** start **

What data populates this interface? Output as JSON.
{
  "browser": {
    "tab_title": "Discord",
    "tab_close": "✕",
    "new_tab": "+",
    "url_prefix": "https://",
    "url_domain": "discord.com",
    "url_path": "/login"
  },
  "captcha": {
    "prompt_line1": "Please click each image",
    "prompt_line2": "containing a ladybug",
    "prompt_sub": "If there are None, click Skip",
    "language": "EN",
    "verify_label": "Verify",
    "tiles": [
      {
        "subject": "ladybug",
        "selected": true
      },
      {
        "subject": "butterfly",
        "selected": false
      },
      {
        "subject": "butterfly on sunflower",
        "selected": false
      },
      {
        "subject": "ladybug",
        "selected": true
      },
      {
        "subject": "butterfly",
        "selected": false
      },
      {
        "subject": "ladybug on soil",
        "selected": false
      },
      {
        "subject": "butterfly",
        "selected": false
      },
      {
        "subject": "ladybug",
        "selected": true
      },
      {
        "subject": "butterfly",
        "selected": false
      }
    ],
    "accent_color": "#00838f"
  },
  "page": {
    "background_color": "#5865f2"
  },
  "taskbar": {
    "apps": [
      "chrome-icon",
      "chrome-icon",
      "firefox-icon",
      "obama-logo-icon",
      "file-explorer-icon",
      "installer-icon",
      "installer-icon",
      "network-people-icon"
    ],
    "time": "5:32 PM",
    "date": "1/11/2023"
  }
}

** end **

Write out all the data again, exactly as it appears.

What data populates this interface? Output as JSON.
{
  "browser": {
    "tab_title": "Discord",
    "tab_close": "✕",
    "new_tab": "+",
    "url_prefix": "https://",
    "url_domain": "discord.com",
    "url_path": "/login"
  },
  "captcha": {
    "prompt_line1": "Please click each image",
    "prompt_line2": "containing a ladybug",
    "prompt_sub": "If there are None, click Skip",
    "language": "EN",
    "verify_label": "Verify",
    "tiles": [
      {
        "subject": "ladybug",
        "selected": true
      },
      {
        "subject": "butterfly",
        "selected": false
      },
      {
        "subject": "butterfly on sunflower",
        "selected": false
      },
      {
        "subject": "ladybug",
        "selected": true
      },
      {
        "subject": "butterfly",
        "selected": false
      },
      {
        "subject": "ladybug on soil",
        "selected": false
      },
      {
        "subject": "butterfly",
        "selected": false
      },
      {
        "subject": "ladybug",
        "selected": true
      },
      {
        "subject": "butterfly",
        "selected": false
      }
    ],
    "accent_color": "#00838f"
  },
  "page": {
    "background_color": "#5865f2"
  },
  "taskbar": {
    "apps": [
      "chrome-icon",
      "chrome-icon",
      "firefox-icon",
      "obama-logo-icon",
      "file-explorer-icon",
      "installer-icon",
      "installer-icon",
      "network-people-icon"
    ],
    "time": "5:32 PM",
    "date": "1/11/2023"
  }
}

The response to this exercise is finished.